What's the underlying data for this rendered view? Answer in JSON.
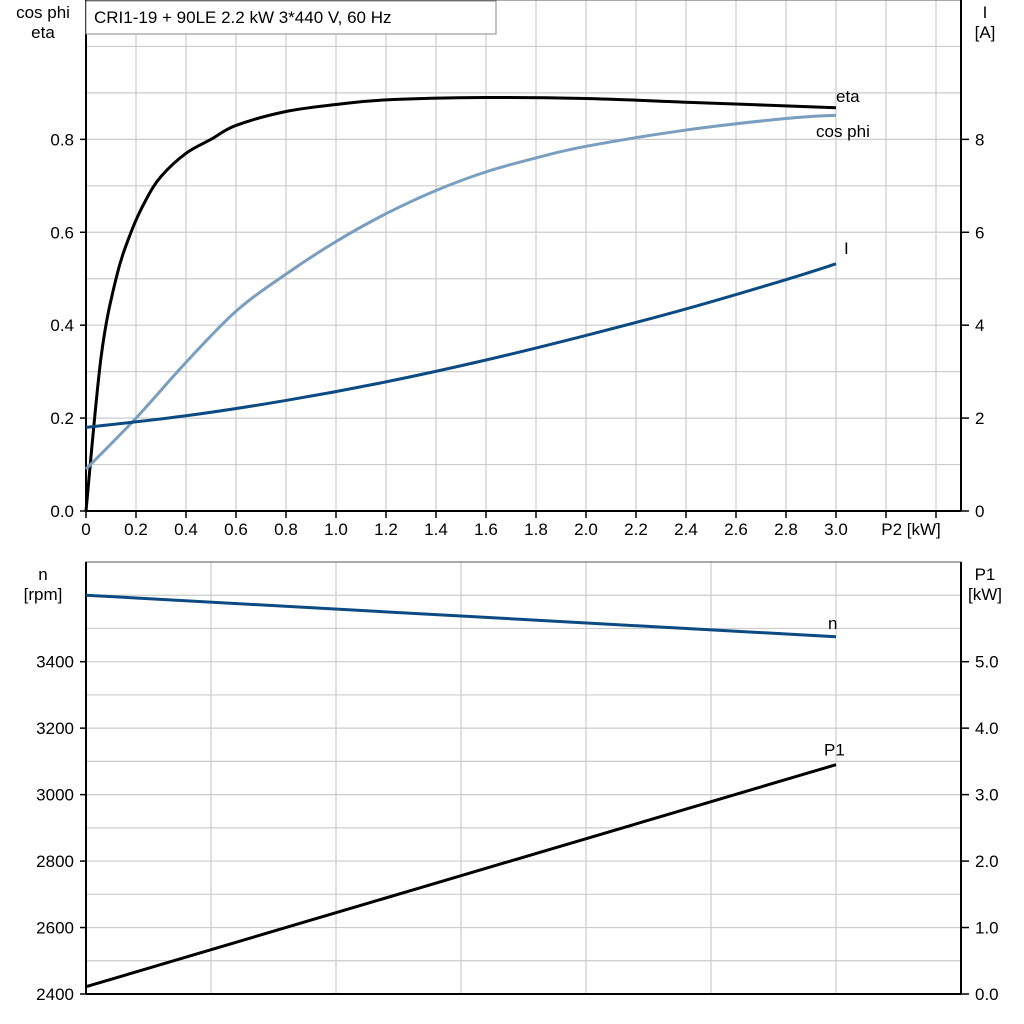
{
  "title": "CRI1-19 + 90LE   2.2 kW   3*440 V, 60 Hz",
  "colors": {
    "eta": "#000000",
    "cos_phi": "#7a9ebf",
    "I": "#0b4a82",
    "n": "#0b4a82",
    "P1": "#000000",
    "grid": "#cccccc"
  },
  "chart_data": [
    {
      "type": "line",
      "xlabel": "P2 [kW]",
      "ylabel_left": [
        "cos phi",
        "eta"
      ],
      "ylabel_right": [
        "I",
        "[A]"
      ],
      "xlim": [
        0,
        3.5
      ],
      "ylim_left": [
        0,
        1.1
      ],
      "ylim_right": [
        0,
        11
      ],
      "x_ticks": [
        "0",
        "0.2",
        "0.4",
        "0.6",
        "0.8",
        "1.0",
        "1.2",
        "1.4",
        "1.6",
        "1.8",
        "2.0",
        "2.2",
        "2.4",
        "2.6",
        "2.8",
        "3.0"
      ],
      "y_left_ticks": [
        "0.0",
        "0.2",
        "0.4",
        "0.6",
        "0.8"
      ],
      "y_right_ticks": [
        "0",
        "2",
        "4",
        "6",
        "8"
      ],
      "grid": true,
      "series": [
        {
          "name": "eta",
          "axis": "left",
          "x": [
            0,
            0.06,
            0.12,
            0.18,
            0.24,
            0.3,
            0.4,
            0.5,
            0.6,
            0.8,
            1.0,
            1.2,
            1.6,
            2.0,
            2.4,
            3.0
          ],
          "y": [
            0,
            0.33,
            0.5,
            0.6,
            0.67,
            0.72,
            0.77,
            0.8,
            0.83,
            0.86,
            0.875,
            0.885,
            0.89,
            0.888,
            0.88,
            0.868
          ]
        },
        {
          "name": "cos phi",
          "axis": "left",
          "x": [
            0,
            0.2,
            0.4,
            0.6,
            0.8,
            1.0,
            1.2,
            1.4,
            1.6,
            1.8,
            2.0,
            2.4,
            2.8,
            3.0
          ],
          "y": [
            0.09,
            0.2,
            0.32,
            0.43,
            0.51,
            0.58,
            0.64,
            0.69,
            0.73,
            0.76,
            0.785,
            0.82,
            0.845,
            0.852
          ]
        },
        {
          "name": "I",
          "axis": "right",
          "x": [
            0,
            0.4,
            0.8,
            1.2,
            1.6,
            2.0,
            2.4,
            2.8,
            3.0
          ],
          "y": [
            1.8,
            2.05,
            2.38,
            2.78,
            3.25,
            3.78,
            4.35,
            4.98,
            5.32
          ]
        }
      ]
    },
    {
      "type": "line",
      "ylabel_left": [
        "n",
        "[rpm]"
      ],
      "ylabel_right": [
        "P1",
        "[kW]"
      ],
      "xlim": [
        0,
        3.5
      ],
      "ylim_left": [
        2400,
        3700
      ],
      "ylim_right": [
        0,
        6.5
      ],
      "y_left_ticks": [
        "2400",
        "2600",
        "2800",
        "3000",
        "3200",
        "3400"
      ],
      "y_right_ticks": [
        "0.0",
        "1.0",
        "2.0",
        "3.0",
        "4.0",
        "5.0"
      ],
      "grid": true,
      "series": [
        {
          "name": "n",
          "axis": "left",
          "x": [
            0,
            3.0
          ],
          "y": [
            3600,
            3475
          ]
        },
        {
          "name": "P1",
          "axis": "right",
          "x": [
            0,
            3.0
          ],
          "y": [
            0.11,
            3.45
          ]
        }
      ]
    }
  ]
}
________________
Copy out the records above in full, exactly as written, but not the pictures.

What's the underlying data for this rendered view? Answer in JSON.
{
  "title": "CRI1-19 + 90LE   2.2 kW   3*440 V, 60 Hz",
  "colors": {
    "eta": "#000000",
    "cos_phi": "#7a9ebf",
    "I": "#0b4a82",
    "n": "#0b4a82",
    "P1": "#000000",
    "grid": "#cccccc"
  },
  "chart_data": [
    {
      "type": "line",
      "xlabel": "P2 [kW]",
      "ylabel_left": [
        "cos phi",
        "eta"
      ],
      "ylabel_right": [
        "I",
        "[A]"
      ],
      "xlim": [
        0,
        3.5
      ],
      "ylim_left": [
        0,
        1.1
      ],
      "ylim_right": [
        0,
        11
      ],
      "x_ticks": [
        "0",
        "0.2",
        "0.4",
        "0.6",
        "0.8",
        "1.0",
        "1.2",
        "1.4",
        "1.6",
        "1.8",
        "2.0",
        "2.2",
        "2.4",
        "2.6",
        "2.8",
        "3.0"
      ],
      "y_left_ticks": [
        "0.0",
        "0.2",
        "0.4",
        "0.6",
        "0.8"
      ],
      "y_right_ticks": [
        "0",
        "2",
        "4",
        "6",
        "8"
      ],
      "grid": true,
      "series": [
        {
          "name": "eta",
          "axis": "left",
          "x": [
            0,
            0.06,
            0.12,
            0.18,
            0.24,
            0.3,
            0.4,
            0.5,
            0.6,
            0.8,
            1.0,
            1.2,
            1.6,
            2.0,
            2.4,
            3.0
          ],
          "y": [
            0,
            0.33,
            0.5,
            0.6,
            0.67,
            0.72,
            0.77,
            0.8,
            0.83,
            0.86,
            0.875,
            0.885,
            0.89,
            0.888,
            0.88,
            0.868
          ]
        },
        {
          "name": "cos phi",
          "axis": "left",
          "x": [
            0,
            0.2,
            0.4,
            0.6,
            0.8,
            1.0,
            1.2,
            1.4,
            1.6,
            1.8,
            2.0,
            2.4,
            2.8,
            3.0
          ],
          "y": [
            0.09,
            0.2,
            0.32,
            0.43,
            0.51,
            0.58,
            0.64,
            0.69,
            0.73,
            0.76,
            0.785,
            0.82,
            0.845,
            0.852
          ]
        },
        {
          "name": "I",
          "axis": "right",
          "x": [
            0,
            0.4,
            0.8,
            1.2,
            1.6,
            2.0,
            2.4,
            2.8,
            3.0
          ],
          "y": [
            1.8,
            2.05,
            2.38,
            2.78,
            3.25,
            3.78,
            4.35,
            4.98,
            5.32
          ]
        }
      ]
    },
    {
      "type": "line",
      "ylabel_left": [
        "n",
        "[rpm]"
      ],
      "ylabel_right": [
        "P1",
        "[kW]"
      ],
      "xlim": [
        0,
        3.5
      ],
      "ylim_left": [
        2400,
        3700
      ],
      "ylim_right": [
        0,
        6.5
      ],
      "y_left_ticks": [
        "2400",
        "2600",
        "2800",
        "3000",
        "3200",
        "3400"
      ],
      "y_right_ticks": [
        "0.0",
        "1.0",
        "2.0",
        "3.0",
        "4.0",
        "5.0"
      ],
      "grid": true,
      "series": [
        {
          "name": "n",
          "axis": "left",
          "x": [
            0,
            3.0
          ],
          "y": [
            3600,
            3475
          ]
        },
        {
          "name": "P1",
          "axis": "right",
          "x": [
            0,
            3.0
          ],
          "y": [
            0.11,
            3.45
          ]
        }
      ]
    }
  ]
}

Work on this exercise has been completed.